[Records from a data collection]
_ _ _ _ _
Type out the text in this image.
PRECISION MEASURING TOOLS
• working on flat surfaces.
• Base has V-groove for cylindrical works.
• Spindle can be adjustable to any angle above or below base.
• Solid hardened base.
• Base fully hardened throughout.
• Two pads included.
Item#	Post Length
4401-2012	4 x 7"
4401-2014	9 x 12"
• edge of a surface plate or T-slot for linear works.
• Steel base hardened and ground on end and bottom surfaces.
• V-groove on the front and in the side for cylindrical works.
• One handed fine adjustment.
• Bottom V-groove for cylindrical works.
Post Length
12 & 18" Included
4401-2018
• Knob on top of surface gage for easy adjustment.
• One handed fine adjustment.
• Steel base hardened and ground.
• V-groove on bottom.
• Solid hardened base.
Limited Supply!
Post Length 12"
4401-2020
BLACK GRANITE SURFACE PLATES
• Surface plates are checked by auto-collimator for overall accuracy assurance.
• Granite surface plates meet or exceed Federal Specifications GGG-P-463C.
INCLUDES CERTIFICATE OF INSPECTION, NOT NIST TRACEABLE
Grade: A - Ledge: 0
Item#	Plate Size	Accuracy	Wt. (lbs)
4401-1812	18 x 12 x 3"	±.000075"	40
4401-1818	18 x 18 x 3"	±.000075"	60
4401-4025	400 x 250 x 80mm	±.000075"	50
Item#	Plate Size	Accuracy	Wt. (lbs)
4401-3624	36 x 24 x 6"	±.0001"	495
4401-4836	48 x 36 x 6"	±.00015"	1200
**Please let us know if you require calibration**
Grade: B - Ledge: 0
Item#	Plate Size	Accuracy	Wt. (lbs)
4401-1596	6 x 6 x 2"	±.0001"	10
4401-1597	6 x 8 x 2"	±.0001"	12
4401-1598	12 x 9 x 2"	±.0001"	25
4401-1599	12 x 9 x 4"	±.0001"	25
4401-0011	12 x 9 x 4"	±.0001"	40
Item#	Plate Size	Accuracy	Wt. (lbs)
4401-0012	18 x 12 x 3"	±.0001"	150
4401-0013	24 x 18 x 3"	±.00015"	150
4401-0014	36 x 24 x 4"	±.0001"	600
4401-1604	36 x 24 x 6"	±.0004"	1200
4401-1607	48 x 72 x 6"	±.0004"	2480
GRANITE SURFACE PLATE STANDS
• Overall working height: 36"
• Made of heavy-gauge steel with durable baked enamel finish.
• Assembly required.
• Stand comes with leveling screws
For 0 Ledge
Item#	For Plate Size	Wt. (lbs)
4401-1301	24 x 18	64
_ _ _ _ _
# Task requirements
Transcribe each entry exactly.

# Response for this exercise
Type out the text in this image.
PRECISION MEASURING TOOLS
• working on flat surfaces.
• Base has V-groove for cylindrical works.
• Spindle can be adjustable to any angle above or below base.
• Solid hardened base.
• Base fully hardened throughout.
• Two pads included.
Item#	Post Length
4401-2012	4 x 7"
4401-2014	9 x 12"
• edge of a surface plate or T-slot for linear works.
• Steel base hardened and ground on end and bottom surfaces.
• V-groove on the front and in the side for cylindrical works.
• One handed fine adjustment.
• Bottom V-groove for cylindrical works.
Post Length
12 & 18" Included
4401-2018
• Knob on top of surface gage for easy adjustment.
• One handed fine adjustment.
• Steel base hardened and ground.
• V-groove on bottom.
• Solid hardened base.
Limited Supply!
Post Length 12"
4401-2020
BLACK GRANITE SURFACE PLATES
• Surface plates are checked by auto-collimator for overall accuracy assurance.
• Granite surface plates meet or exceed Federal Specifications GGG-P-463C.
INCLUDES CERTIFICATE OF INSPECTION, NOT NIST TRACEABLE
Grade: A - Ledge: 0
Item#	Plate Size	Accuracy	Wt. (lbs)
4401-1812	18 x 12 x 3"	±.000075"	40
4401-1818	18 x 18 x 3"	±.000075"	60
4401-4025	400 x 250 x 80mm	±.000075"	50
Item#	Plate Size	Accuracy	Wt. (lbs)
4401-3624	36 x 24 x 6"	±.0001"	495
4401-4836	48 x 36 x 6"	±.00015"	1200
**Please let us know if you require calibration**
Grade: B - Ledge: 0
Item#	Plate Size	Accuracy	Wt. (lbs)
4401-1596	6 x 6 x 2"	±.0001"	10
4401-1597	6 x 8 x 2"	±.0001"	12
4401-1598	12 x 9 x 2"	±.0001"	25
4401-1599	12 x 9 x 4"	±.0001"	25
4401-0011	12 x 9 x 4"	±.0001"	40
Item#	Plate Size	Accuracy	Wt. (lbs)
4401-0012	18 x 12 x 3"	±.0001"	150
4401-0013	24 x 18 x 3"	±.00015"	150
4401-0014	36 x 24 x 4"	±.0001"	600
4401-1604	36 x 24 x 6"	±.0004"	1200
4401-1607	48 x 72 x 6"	±.0004"	2480
GRANITE SURFACE PLATE STANDS
• Overall working height: 36"
• Made of heavy-gauge steel with durable baked enamel finish.
• Assembly required.
• Stand comes with leveling screws
For 0 Ledge
Item#	For Plate Size	Wt. (lbs)
4401-1301	24 x 18	64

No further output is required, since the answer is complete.